▸ What is being asked
Report every line of the listing below that contains the string "gridline".

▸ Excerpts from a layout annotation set
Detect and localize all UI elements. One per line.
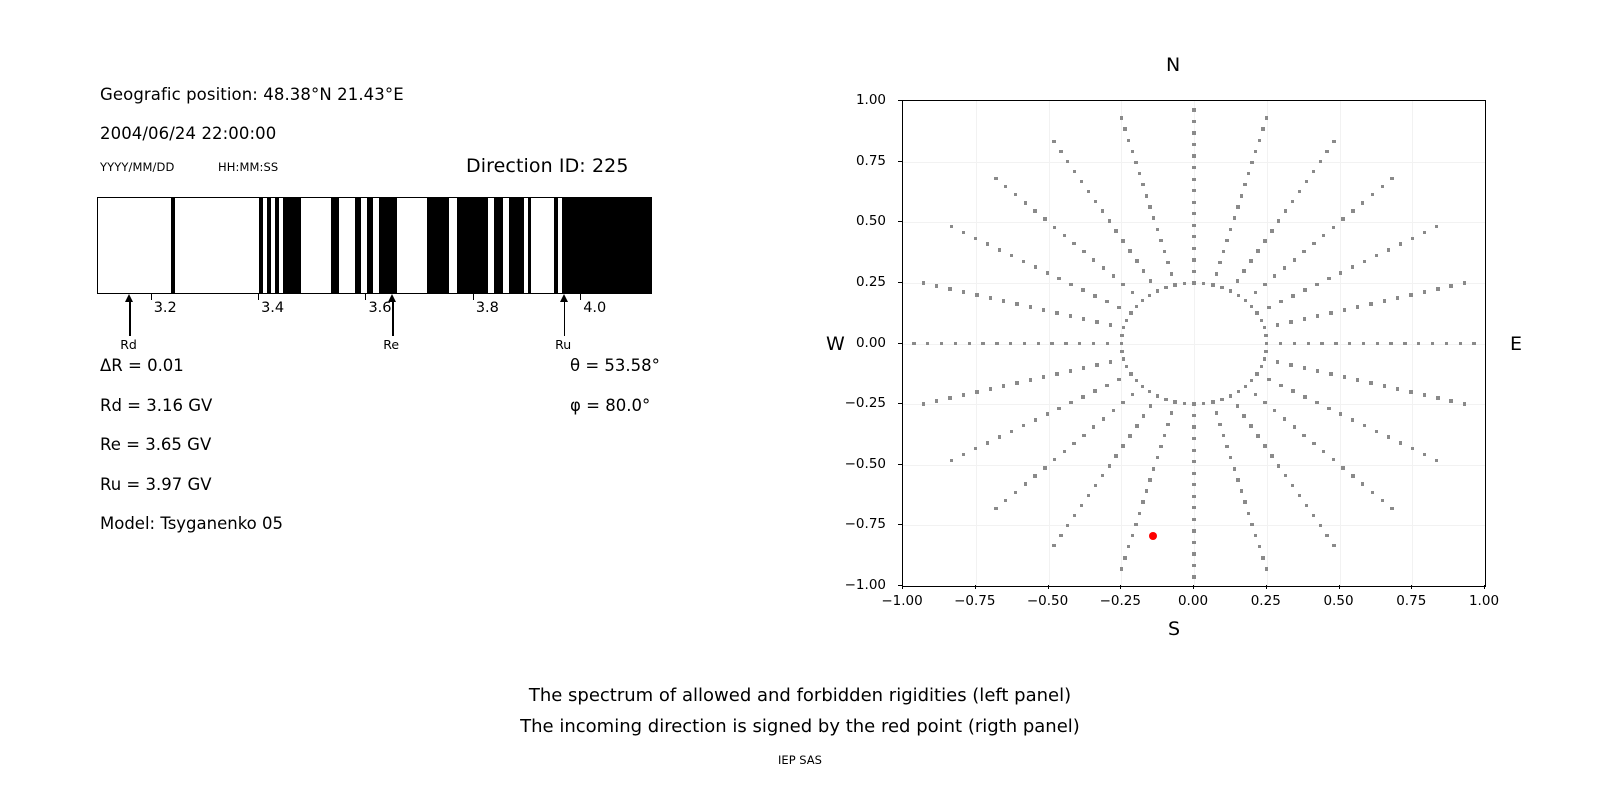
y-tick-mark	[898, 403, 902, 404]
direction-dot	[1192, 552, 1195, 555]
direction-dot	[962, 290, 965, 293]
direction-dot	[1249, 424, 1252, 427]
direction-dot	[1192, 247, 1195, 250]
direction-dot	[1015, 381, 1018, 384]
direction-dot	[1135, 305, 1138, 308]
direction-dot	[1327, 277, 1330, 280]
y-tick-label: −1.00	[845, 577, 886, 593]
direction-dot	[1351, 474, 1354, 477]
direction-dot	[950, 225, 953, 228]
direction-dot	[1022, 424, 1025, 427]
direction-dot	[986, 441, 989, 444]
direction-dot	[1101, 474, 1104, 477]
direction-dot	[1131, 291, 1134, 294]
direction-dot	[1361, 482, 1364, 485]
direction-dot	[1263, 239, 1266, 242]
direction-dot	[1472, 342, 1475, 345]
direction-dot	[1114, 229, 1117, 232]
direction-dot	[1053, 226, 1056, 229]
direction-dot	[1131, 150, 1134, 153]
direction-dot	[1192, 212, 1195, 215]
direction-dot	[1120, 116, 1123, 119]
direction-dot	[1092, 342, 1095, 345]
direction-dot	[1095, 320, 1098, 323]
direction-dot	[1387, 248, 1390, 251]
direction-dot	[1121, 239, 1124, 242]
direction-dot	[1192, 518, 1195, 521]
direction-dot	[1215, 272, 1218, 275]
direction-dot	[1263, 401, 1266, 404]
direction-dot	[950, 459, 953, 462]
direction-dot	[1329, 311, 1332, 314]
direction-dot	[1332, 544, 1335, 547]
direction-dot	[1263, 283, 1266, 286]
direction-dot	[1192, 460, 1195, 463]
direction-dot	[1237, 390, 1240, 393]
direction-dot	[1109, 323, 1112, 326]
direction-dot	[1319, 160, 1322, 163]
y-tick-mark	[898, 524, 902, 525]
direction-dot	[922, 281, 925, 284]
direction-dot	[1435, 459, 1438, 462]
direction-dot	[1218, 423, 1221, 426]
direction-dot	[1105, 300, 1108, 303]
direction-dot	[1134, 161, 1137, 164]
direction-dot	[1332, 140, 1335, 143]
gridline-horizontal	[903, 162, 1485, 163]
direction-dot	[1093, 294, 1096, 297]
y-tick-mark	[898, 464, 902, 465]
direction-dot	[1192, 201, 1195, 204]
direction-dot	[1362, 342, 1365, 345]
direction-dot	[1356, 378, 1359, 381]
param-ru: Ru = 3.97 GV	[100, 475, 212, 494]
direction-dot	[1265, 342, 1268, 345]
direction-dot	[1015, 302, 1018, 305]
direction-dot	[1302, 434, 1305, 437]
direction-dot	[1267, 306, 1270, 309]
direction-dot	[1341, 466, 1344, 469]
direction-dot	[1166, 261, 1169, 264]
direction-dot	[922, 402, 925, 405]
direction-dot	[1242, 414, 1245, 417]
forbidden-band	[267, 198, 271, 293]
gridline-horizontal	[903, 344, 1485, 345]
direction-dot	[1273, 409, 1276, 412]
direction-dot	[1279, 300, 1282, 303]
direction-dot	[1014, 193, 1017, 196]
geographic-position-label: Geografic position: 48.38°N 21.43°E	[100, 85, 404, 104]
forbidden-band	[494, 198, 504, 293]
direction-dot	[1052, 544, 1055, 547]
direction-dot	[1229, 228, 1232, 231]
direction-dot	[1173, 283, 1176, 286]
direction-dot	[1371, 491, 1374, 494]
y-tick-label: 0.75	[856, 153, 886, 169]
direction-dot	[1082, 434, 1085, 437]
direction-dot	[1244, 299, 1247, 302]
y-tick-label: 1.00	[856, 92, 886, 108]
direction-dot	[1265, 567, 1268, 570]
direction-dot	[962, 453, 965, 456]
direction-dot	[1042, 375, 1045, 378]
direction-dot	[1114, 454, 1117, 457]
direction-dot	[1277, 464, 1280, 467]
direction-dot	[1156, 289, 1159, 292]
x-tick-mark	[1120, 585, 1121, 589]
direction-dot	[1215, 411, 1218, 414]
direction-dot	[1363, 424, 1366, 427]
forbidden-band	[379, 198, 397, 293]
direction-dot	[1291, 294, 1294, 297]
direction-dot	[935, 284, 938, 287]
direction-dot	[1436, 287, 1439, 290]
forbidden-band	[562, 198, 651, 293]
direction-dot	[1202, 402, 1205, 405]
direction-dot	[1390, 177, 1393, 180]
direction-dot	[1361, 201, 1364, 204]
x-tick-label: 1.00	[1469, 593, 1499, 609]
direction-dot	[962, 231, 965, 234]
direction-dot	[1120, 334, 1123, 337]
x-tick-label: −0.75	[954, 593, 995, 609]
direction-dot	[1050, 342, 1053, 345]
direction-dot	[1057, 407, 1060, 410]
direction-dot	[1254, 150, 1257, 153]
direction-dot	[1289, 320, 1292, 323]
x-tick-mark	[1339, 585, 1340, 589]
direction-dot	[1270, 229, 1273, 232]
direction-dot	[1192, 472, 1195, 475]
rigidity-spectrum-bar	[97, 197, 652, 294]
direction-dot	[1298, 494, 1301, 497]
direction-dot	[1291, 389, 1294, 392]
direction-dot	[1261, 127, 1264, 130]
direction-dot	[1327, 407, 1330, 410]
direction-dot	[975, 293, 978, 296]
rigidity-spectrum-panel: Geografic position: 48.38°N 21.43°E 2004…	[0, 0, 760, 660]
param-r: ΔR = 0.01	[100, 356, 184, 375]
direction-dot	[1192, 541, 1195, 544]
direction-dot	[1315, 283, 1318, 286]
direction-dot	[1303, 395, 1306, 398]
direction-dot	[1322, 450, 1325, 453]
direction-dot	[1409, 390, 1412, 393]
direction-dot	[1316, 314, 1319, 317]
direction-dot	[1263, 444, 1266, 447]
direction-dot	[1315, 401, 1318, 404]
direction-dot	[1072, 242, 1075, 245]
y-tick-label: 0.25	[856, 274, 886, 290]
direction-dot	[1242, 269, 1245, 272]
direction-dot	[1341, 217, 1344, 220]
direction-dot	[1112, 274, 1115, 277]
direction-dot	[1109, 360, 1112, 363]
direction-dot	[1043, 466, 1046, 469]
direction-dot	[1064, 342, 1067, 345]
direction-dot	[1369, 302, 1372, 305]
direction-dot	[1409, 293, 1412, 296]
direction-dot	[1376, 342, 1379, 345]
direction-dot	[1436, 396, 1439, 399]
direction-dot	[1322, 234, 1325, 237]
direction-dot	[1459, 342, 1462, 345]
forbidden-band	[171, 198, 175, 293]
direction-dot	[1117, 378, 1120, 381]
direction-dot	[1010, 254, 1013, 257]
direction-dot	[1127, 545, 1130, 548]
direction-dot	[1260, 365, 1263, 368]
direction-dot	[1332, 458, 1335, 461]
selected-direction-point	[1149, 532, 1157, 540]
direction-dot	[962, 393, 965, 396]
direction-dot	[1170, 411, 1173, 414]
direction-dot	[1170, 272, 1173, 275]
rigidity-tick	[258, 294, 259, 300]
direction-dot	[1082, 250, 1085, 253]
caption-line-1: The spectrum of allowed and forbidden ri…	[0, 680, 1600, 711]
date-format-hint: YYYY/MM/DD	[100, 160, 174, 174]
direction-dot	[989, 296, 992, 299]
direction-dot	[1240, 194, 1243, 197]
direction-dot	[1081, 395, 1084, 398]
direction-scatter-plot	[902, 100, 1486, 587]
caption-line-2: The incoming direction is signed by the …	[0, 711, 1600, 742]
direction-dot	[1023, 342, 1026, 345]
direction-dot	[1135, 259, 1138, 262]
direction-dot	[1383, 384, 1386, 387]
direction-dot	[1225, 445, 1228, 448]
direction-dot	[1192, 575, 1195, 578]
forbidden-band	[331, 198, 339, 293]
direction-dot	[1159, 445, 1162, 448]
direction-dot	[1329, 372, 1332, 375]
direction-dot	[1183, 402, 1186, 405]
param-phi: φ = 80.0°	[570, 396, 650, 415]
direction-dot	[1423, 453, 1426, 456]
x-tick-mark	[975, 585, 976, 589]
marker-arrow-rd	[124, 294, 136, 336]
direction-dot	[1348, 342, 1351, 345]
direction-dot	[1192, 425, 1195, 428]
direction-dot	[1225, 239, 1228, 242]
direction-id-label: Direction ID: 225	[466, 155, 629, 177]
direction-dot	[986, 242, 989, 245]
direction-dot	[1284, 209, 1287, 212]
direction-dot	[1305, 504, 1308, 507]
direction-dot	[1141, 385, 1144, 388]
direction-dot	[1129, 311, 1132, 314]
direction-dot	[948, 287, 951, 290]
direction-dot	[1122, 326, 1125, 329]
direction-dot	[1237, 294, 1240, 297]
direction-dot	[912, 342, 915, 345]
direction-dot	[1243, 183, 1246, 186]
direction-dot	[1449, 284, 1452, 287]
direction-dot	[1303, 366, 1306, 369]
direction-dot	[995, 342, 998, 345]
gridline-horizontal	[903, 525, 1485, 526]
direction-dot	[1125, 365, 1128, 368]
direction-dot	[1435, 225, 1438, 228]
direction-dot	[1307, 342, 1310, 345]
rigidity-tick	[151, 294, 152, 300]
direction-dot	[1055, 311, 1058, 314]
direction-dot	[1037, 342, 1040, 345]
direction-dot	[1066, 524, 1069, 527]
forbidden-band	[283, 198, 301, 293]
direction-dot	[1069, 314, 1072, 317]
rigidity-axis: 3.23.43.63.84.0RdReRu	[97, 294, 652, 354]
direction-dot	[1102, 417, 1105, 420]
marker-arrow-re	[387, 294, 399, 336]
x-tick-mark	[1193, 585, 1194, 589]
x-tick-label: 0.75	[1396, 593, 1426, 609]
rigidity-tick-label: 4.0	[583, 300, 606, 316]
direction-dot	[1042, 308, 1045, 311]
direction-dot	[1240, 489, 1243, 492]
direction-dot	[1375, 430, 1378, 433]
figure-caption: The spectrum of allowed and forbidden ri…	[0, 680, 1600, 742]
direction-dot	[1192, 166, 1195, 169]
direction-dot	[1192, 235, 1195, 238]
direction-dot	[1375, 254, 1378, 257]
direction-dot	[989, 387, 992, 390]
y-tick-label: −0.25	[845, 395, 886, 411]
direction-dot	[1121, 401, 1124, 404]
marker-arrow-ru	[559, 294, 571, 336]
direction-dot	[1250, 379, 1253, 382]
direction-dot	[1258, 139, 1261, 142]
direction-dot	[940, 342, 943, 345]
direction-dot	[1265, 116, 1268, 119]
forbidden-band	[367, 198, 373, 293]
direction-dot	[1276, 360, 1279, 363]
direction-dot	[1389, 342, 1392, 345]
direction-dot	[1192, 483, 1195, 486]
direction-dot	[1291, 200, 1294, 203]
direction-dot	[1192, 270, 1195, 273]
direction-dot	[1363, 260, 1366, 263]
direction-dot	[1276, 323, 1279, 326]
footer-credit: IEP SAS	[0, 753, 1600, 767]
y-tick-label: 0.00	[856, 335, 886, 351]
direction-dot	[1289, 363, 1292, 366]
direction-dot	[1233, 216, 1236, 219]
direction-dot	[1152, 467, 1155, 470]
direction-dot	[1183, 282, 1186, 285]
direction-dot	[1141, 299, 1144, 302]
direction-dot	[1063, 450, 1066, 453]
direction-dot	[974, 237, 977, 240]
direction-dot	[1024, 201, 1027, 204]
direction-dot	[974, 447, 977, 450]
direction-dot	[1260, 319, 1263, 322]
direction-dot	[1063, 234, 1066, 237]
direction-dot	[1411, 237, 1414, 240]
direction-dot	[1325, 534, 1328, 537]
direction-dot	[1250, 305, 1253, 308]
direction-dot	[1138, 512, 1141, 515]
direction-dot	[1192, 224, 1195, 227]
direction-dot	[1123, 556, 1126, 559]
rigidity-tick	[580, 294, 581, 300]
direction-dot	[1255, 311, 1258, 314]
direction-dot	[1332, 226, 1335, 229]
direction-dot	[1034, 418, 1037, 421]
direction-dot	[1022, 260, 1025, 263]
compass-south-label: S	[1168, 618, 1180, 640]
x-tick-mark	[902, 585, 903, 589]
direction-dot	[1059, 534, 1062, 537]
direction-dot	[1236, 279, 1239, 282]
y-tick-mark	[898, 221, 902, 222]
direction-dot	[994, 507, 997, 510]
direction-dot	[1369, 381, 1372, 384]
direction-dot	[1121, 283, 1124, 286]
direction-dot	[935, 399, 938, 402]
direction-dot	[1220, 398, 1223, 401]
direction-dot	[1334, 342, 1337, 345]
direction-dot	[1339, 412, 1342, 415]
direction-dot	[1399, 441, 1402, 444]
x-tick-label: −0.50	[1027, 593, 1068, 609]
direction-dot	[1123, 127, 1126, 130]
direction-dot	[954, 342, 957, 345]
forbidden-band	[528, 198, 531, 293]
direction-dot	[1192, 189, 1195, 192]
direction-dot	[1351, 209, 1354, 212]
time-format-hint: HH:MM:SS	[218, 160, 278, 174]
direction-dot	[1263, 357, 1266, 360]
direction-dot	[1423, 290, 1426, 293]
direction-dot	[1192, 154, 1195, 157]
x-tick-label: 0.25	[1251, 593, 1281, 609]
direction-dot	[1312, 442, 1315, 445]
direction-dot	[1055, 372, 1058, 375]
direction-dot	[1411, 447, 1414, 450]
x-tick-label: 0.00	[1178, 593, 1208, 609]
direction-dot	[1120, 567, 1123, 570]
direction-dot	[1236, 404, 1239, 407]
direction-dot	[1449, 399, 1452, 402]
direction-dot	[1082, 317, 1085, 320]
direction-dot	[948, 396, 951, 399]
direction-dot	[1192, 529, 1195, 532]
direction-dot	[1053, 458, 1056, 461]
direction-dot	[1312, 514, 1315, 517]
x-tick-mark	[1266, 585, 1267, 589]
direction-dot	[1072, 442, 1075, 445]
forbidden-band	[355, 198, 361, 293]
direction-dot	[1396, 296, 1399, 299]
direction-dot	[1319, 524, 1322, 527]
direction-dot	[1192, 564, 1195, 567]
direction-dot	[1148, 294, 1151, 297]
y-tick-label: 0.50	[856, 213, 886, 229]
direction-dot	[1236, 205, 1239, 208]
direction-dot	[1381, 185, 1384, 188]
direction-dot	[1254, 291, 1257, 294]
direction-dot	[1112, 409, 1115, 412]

▸ Final result
gridline-horizontal	[903, 162, 1485, 163]
gridline-horizontal	[903, 344, 1485, 345]
gridline-horizontal	[903, 525, 1485, 526]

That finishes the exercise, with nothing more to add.